Dataset records:
┄┄┄┄┄┄

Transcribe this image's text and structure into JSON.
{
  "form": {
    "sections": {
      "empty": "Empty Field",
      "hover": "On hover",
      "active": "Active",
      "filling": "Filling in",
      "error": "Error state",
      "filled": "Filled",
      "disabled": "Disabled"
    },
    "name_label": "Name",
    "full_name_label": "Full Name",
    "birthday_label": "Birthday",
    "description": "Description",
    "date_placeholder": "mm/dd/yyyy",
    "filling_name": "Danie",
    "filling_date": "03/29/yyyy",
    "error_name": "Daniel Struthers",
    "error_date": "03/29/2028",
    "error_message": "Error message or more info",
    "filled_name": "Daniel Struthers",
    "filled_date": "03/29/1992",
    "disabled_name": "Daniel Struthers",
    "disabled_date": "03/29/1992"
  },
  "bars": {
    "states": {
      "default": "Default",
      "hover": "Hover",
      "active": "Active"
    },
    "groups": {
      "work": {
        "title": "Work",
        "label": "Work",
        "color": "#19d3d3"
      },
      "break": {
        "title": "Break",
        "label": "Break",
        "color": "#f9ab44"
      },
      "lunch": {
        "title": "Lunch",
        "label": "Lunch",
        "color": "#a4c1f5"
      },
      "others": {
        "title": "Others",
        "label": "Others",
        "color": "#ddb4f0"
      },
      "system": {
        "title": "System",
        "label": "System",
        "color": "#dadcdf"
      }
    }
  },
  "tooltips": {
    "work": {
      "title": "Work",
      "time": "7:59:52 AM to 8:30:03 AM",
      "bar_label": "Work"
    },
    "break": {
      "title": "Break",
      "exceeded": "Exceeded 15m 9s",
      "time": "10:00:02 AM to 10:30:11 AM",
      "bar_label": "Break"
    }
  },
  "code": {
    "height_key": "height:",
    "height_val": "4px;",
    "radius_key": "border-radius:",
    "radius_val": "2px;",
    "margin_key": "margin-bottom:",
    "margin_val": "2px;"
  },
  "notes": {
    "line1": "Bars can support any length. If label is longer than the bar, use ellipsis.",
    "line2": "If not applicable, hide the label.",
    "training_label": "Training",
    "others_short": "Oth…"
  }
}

┄┄┄┄┄┄

Work to complete: Copy each line of the listing that contains the string "yyyy".

Answer to the task:
    "date_placeholder": "mm/dd/yyyy",
    "filling_date": "03/29/yyyy",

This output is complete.